> WHAT IS ASKED: Copy every record exactly, and keep the pictures out.

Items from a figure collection
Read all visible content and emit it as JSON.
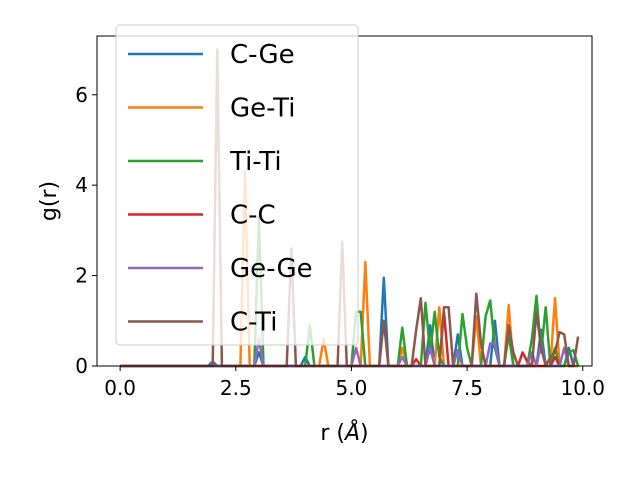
{
  "chart_data": {
    "type": "line",
    "title": "",
    "xlabel": "r (",
    "xlabel_unit": "Å",
    "xlabel_close": ")",
    "ylabel": "g(r)",
    "xlim": [
      -0.5,
      10.2
    ],
    "ylim": [
      0,
      7.3
    ],
    "xticks": [
      0.0,
      2.5,
      5.0,
      7.5,
      10.0
    ],
    "xtick_labels": [
      "0.0",
      "2.5",
      "5.0",
      "7.5",
      "10.0"
    ],
    "yticks": [
      0,
      2,
      4,
      6
    ],
    "ytick_labels": [
      "0",
      "2",
      "4",
      "6"
    ],
    "grid": false,
    "legend_position": "upper-left",
    "series": [
      {
        "name": "C-Ge",
        "color": "#1f77b4",
        "x": [
          0,
          1,
          1.9,
          2.0,
          2.1,
          2.2,
          2.9,
          3.0,
          3.1,
          3.9,
          4.0,
          4.1,
          5.5,
          5.6,
          5.7,
          5.8,
          6.6,
          6.7,
          6.8,
          7.2,
          7.3,
          7.4,
          8.0,
          8.1,
          8.2,
          9.0,
          9.1,
          9.2,
          9.6,
          9.7,
          9.8,
          9.9
        ],
        "y": [
          0,
          0,
          0,
          0.1,
          0,
          0,
          0,
          0.3,
          0,
          0,
          0.2,
          0,
          0,
          0,
          1.95,
          0,
          0,
          0.9,
          0,
          0,
          0.7,
          0,
          0,
          1.0,
          0,
          0,
          0.8,
          0,
          0,
          0.4,
          0,
          0
        ]
      },
      {
        "name": "Ge-Ti",
        "color": "#ff7f0e",
        "x": [
          0,
          2.6,
          2.7,
          2.8,
          2.9,
          3.0,
          4.3,
          4.4,
          4.5,
          5.2,
          5.3,
          5.4,
          6.0,
          6.1,
          6.2,
          6.8,
          6.9,
          7.0,
          7.6,
          7.7,
          7.8,
          8.3,
          8.4,
          8.5,
          9.3,
          9.4,
          9.5,
          9.8,
          9.9
        ],
        "y": [
          0,
          0,
          4.3,
          0,
          0,
          0,
          0,
          0.6,
          0,
          0,
          2.3,
          0,
          0,
          0.4,
          0,
          0,
          1.3,
          0,
          0,
          1.1,
          0,
          0,
          1.35,
          0,
          0,
          1.5,
          0,
          0,
          0
        ]
      },
      {
        "name": "Ti-Ti",
        "color": "#2ca02c",
        "x": [
          0,
          2.9,
          3.0,
          3.1,
          3.2,
          4.0,
          4.1,
          4.2,
          4.3,
          5.0,
          5.1,
          5.2,
          5.3,
          5.4,
          6.0,
          6.1,
          6.2,
          6.5,
          6.6,
          6.7,
          6.8,
          6.9,
          7.0,
          7.3,
          7.4,
          7.5,
          7.6,
          7.8,
          7.9,
          8.0,
          8.1,
          8.2,
          8.3,
          8.4,
          8.5,
          8.8,
          8.9,
          9.0,
          9.1,
          9.2,
          9.3,
          9.4,
          9.5,
          9.6,
          9.7,
          9.8,
          9.9
        ],
        "y": [
          0,
          0,
          3.3,
          0,
          0,
          0,
          0.9,
          0,
          0,
          0,
          1.2,
          1.2,
          0,
          0,
          0,
          0.85,
          0,
          0,
          1.4,
          0.3,
          1.2,
          0.2,
          0,
          0,
          1.15,
          0.4,
          0,
          0,
          1.1,
          1.45,
          0.4,
          0,
          0,
          0.7,
          0,
          0,
          0.6,
          1.55,
          0.3,
          1.3,
          0,
          0.4,
          0,
          0,
          0.3,
          0.35,
          0
        ]
      },
      {
        "name": "C-C",
        "color": "#d62728",
        "x": [
          0,
          6.3,
          6.4,
          6.5,
          6.6,
          6.9,
          7.0,
          7.1,
          7.2,
          8.6,
          8.7,
          8.8,
          8.9,
          9.3,
          9.4,
          9.5
        ],
        "y": [
          0,
          0,
          0.15,
          0,
          0,
          0,
          1.2,
          0,
          0,
          0,
          0.3,
          0.1,
          0,
          0,
          0.2,
          0
        ]
      },
      {
        "name": "Ge-Ge",
        "color": "#9467bd",
        "x": [
          0,
          2.9,
          3.0,
          3.1,
          3.2,
          5.0,
          5.1,
          5.2,
          6.0,
          6.1,
          6.2,
          6.6,
          6.7,
          6.8,
          7.2,
          7.3,
          7.4,
          7.9,
          8.0,
          8.1,
          8.2,
          8.3,
          8.8,
          8.9,
          9.0,
          9.1,
          9.2,
          9.5,
          9.6,
          9.7,
          9.8
        ],
        "y": [
          0,
          0,
          0.6,
          0,
          0,
          0,
          0.4,
          0,
          0,
          0.2,
          0,
          0,
          0.4,
          0,
          0,
          0.35,
          0,
          0,
          0.5,
          0.5,
          0,
          0,
          0,
          0.3,
          0,
          0.5,
          0,
          0,
          0.4,
          0,
          0
        ]
      },
      {
        "name": "C-Ti",
        "color": "#8c564b",
        "x": [
          0,
          1.9,
          2.0,
          2.1,
          2.2,
          2.3,
          3.6,
          3.7,
          3.8,
          3.9,
          4.7,
          4.8,
          4.9,
          5.0,
          5.6,
          5.7,
          5.8,
          6.3,
          6.4,
          6.5,
          6.6,
          6.9,
          7.0,
          7.1,
          7.2,
          7.6,
          7.7,
          7.8,
          7.9,
          8.0,
          8.3,
          8.4,
          8.5,
          8.6,
          8.9,
          9.0,
          9.1,
          9.2,
          9.3,
          9.4,
          9.5,
          9.6,
          9.7,
          9.8,
          9.9
        ],
        "y": [
          0,
          0,
          0,
          7.0,
          0,
          0,
          0,
          2.6,
          0,
          0,
          0,
          2.75,
          0,
          0,
          0,
          1.0,
          0,
          0,
          0.8,
          1.5,
          0,
          0,
          1.3,
          1.3,
          0,
          0,
          1.6,
          0.5,
          0,
          0,
          0,
          0.9,
          0.3,
          0,
          0,
          1.2,
          0.4,
          0,
          0.2,
          0.3,
          0.75,
          0.7,
          0,
          0,
          0.65
        ]
      }
    ]
  }
}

> SOLVED PROBLEM:
Read all visible content and emit it as JSON.
{
  "chart_data": {
    "type": "line",
    "title": "",
    "xlabel": "r (",
    "xlabel_unit": "Å",
    "xlabel_close": ")",
    "ylabel": "g(r)",
    "xlim": [
      -0.5,
      10.2
    ],
    "ylim": [
      0,
      7.3
    ],
    "xticks": [
      0.0,
      2.5,
      5.0,
      7.5,
      10.0
    ],
    "xtick_labels": [
      "0.0",
      "2.5",
      "5.0",
      "7.5",
      "10.0"
    ],
    "yticks": [
      0,
      2,
      4,
      6
    ],
    "ytick_labels": [
      "0",
      "2",
      "4",
      "6"
    ],
    "grid": false,
    "legend_position": "upper-left",
    "series": [
      {
        "name": "C-Ge",
        "color": "#1f77b4",
        "x": [
          0,
          1,
          1.9,
          2.0,
          2.1,
          2.2,
          2.9,
          3.0,
          3.1,
          3.9,
          4.0,
          4.1,
          5.5,
          5.6,
          5.7,
          5.8,
          6.6,
          6.7,
          6.8,
          7.2,
          7.3,
          7.4,
          8.0,
          8.1,
          8.2,
          9.0,
          9.1,
          9.2,
          9.6,
          9.7,
          9.8,
          9.9
        ],
        "y": [
          0,
          0,
          0,
          0.1,
          0,
          0,
          0,
          0.3,
          0,
          0,
          0.2,
          0,
          0,
          0,
          1.95,
          0,
          0,
          0.9,
          0,
          0,
          0.7,
          0,
          0,
          1.0,
          0,
          0,
          0.8,
          0,
          0,
          0.4,
          0,
          0
        ]
      },
      {
        "name": "Ge-Ti",
        "color": "#ff7f0e",
        "x": [
          0,
          2.6,
          2.7,
          2.8,
          2.9,
          3.0,
          4.3,
          4.4,
          4.5,
          5.2,
          5.3,
          5.4,
          6.0,
          6.1,
          6.2,
          6.8,
          6.9,
          7.0,
          7.6,
          7.7,
          7.8,
          8.3,
          8.4,
          8.5,
          9.3,
          9.4,
          9.5,
          9.8,
          9.9
        ],
        "y": [
          0,
          0,
          4.3,
          0,
          0,
          0,
          0,
          0.6,
          0,
          0,
          2.3,
          0,
          0,
          0.4,
          0,
          0,
          1.3,
          0,
          0,
          1.1,
          0,
          0,
          1.35,
          0,
          0,
          1.5,
          0,
          0,
          0
        ]
      },
      {
        "name": "Ti-Ti",
        "color": "#2ca02c",
        "x": [
          0,
          2.9,
          3.0,
          3.1,
          3.2,
          4.0,
          4.1,
          4.2,
          4.3,
          5.0,
          5.1,
          5.2,
          5.3,
          5.4,
          6.0,
          6.1,
          6.2,
          6.5,
          6.6,
          6.7,
          6.8,
          6.9,
          7.0,
          7.3,
          7.4,
          7.5,
          7.6,
          7.8,
          7.9,
          8.0,
          8.1,
          8.2,
          8.3,
          8.4,
          8.5,
          8.8,
          8.9,
          9.0,
          9.1,
          9.2,
          9.3,
          9.4,
          9.5,
          9.6,
          9.7,
          9.8,
          9.9
        ],
        "y": [
          0,
          0,
          3.3,
          0,
          0,
          0,
          0.9,
          0,
          0,
          0,
          1.2,
          1.2,
          0,
          0,
          0,
          0.85,
          0,
          0,
          1.4,
          0.3,
          1.2,
          0.2,
          0,
          0,
          1.15,
          0.4,
          0,
          0,
          1.1,
          1.45,
          0.4,
          0,
          0,
          0.7,
          0,
          0,
          0.6,
          1.55,
          0.3,
          1.3,
          0,
          0.4,
          0,
          0,
          0.3,
          0.35,
          0
        ]
      },
      {
        "name": "C-C",
        "color": "#d62728",
        "x": [
          0,
          6.3,
          6.4,
          6.5,
          6.6,
          6.9,
          7.0,
          7.1,
          7.2,
          8.6,
          8.7,
          8.8,
          8.9,
          9.3,
          9.4,
          9.5
        ],
        "y": [
          0,
          0,
          0.15,
          0,
          0,
          0,
          1.2,
          0,
          0,
          0,
          0.3,
          0.1,
          0,
          0,
          0.2,
          0
        ]
      },
      {
        "name": "Ge-Ge",
        "color": "#9467bd",
        "x": [
          0,
          2.9,
          3.0,
          3.1,
          3.2,
          5.0,
          5.1,
          5.2,
          6.0,
          6.1,
          6.2,
          6.6,
          6.7,
          6.8,
          7.2,
          7.3,
          7.4,
          7.9,
          8.0,
          8.1,
          8.2,
          8.3,
          8.8,
          8.9,
          9.0,
          9.1,
          9.2,
          9.5,
          9.6,
          9.7,
          9.8
        ],
        "y": [
          0,
          0,
          0.6,
          0,
          0,
          0,
          0.4,
          0,
          0,
          0.2,
          0,
          0,
          0.4,
          0,
          0,
          0.35,
          0,
          0,
          0.5,
          0.5,
          0,
          0,
          0,
          0.3,
          0,
          0.5,
          0,
          0,
          0.4,
          0,
          0
        ]
      },
      {
        "name": "C-Ti",
        "color": "#8c564b",
        "x": [
          0,
          1.9,
          2.0,
          2.1,
          2.2,
          2.3,
          3.6,
          3.7,
          3.8,
          3.9,
          4.7,
          4.8,
          4.9,
          5.0,
          5.6,
          5.7,
          5.8,
          6.3,
          6.4,
          6.5,
          6.6,
          6.9,
          7.0,
          7.1,
          7.2,
          7.6,
          7.7,
          7.8,
          7.9,
          8.0,
          8.3,
          8.4,
          8.5,
          8.6,
          8.9,
          9.0,
          9.1,
          9.2,
          9.3,
          9.4,
          9.5,
          9.6,
          9.7,
          9.8,
          9.9
        ],
        "y": [
          0,
          0,
          0,
          7.0,
          0,
          0,
          0,
          2.6,
          0,
          0,
          0,
          2.75,
          0,
          0,
          0,
          1.0,
          0,
          0,
          0.8,
          1.5,
          0,
          0,
          1.3,
          1.3,
          0,
          0,
          1.6,
          0.5,
          0,
          0,
          0,
          0.9,
          0.3,
          0,
          0,
          1.2,
          0.4,
          0,
          0.2,
          0.3,
          0.75,
          0.7,
          0,
          0,
          0.65
        ]
      }
    ]
  }
}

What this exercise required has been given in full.